**Task brief:**
In the forum thread, reproduce word for word the section that opens with the words containing "Hi @baentsch - thank" and closes with "share your perspectives.".
## BEGIN Provided passage
It probably would be! When someone from LFX posts here tomorrow, I'd encourage you to ask them directly!

planetf1 commented 1 month ago

@ryjones I notice you assigned this to me (I am interested in it). Is there any action you expect from me at the moment?

ryjones commented 1 month ago

@planetf1 no - you opened it, so I was thinking you would close it (eventually)

baentsch commented 2 weeks ago

would it be conceivable you/LF label us "independent contributors"

It probably would be! When someone from LFX posts here tomorrow, I'd encourage you to ask them directly!

Will do as/if/when "tomorrow" comes. Until then, it'd be nice if you would already consider us in that way, @hartm

mcderk commented 2 weeks ago

Hi @baentsch - thank you for your thoughts. I am the LFX Head of Product & Design. Happy to answer questions or receive feedback on the product. I will take a look personally at the affiliations for this project and see if we can take another pass to improve the data. I'm open to get on a meeting or do this asynchronously - whatever is best for you. Appreciate you taking the time to review the data and share your perspectives.
## END Provided passage
## BEGIN Items
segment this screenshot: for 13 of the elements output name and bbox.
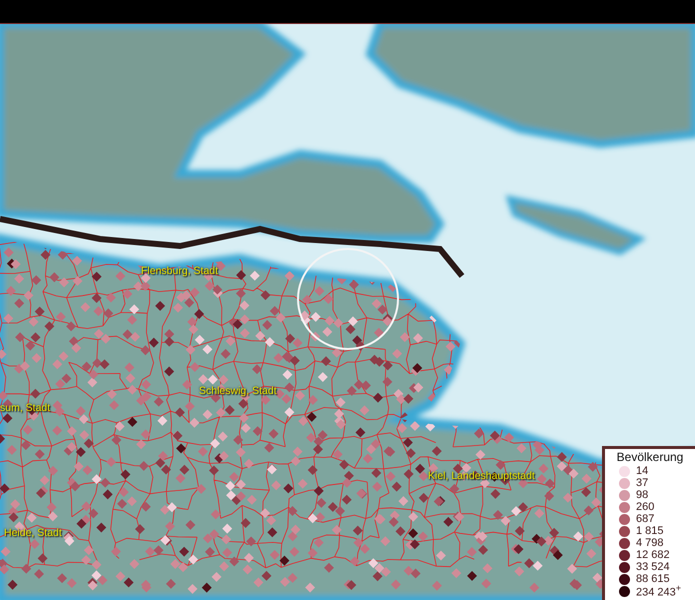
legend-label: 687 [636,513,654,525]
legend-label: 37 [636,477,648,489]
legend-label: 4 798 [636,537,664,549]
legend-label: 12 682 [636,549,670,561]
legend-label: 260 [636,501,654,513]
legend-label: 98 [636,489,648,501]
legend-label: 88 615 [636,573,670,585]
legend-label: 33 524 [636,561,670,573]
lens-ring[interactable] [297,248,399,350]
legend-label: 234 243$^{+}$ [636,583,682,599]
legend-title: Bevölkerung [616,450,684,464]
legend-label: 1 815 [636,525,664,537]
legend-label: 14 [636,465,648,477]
## END Items
## BEGIN Items
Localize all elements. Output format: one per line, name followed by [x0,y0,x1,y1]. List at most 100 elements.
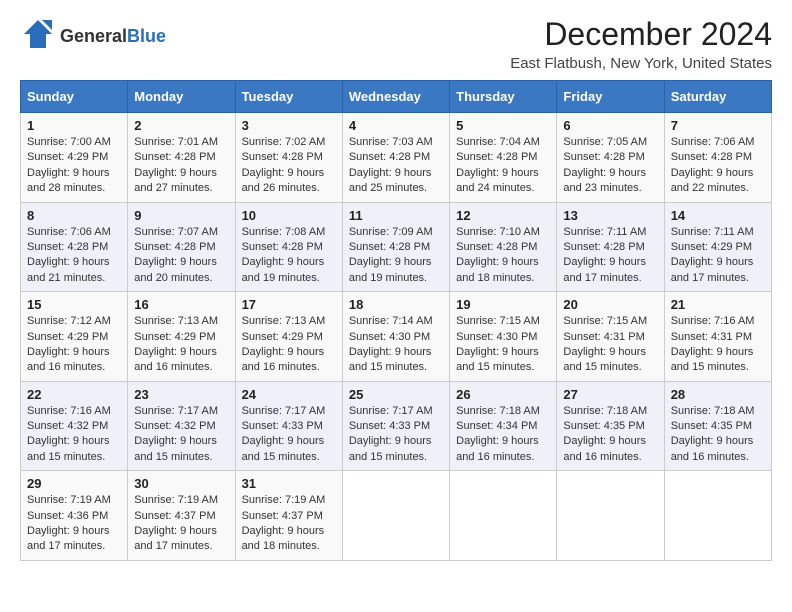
## END Items
**Exercise result:**
Hi @baentsch - thank you for your thoughts. I am the LFX Head of Product & Design. Happy to answer questions or receive feedback on the product. I will take a look personally at the affiliations for this project and see if we can take another pass to improve the data. I'm open to get on a meeting or do this asynchronously - whatever is best for you. Appreciate you taking the time to review the data and share your perspectives.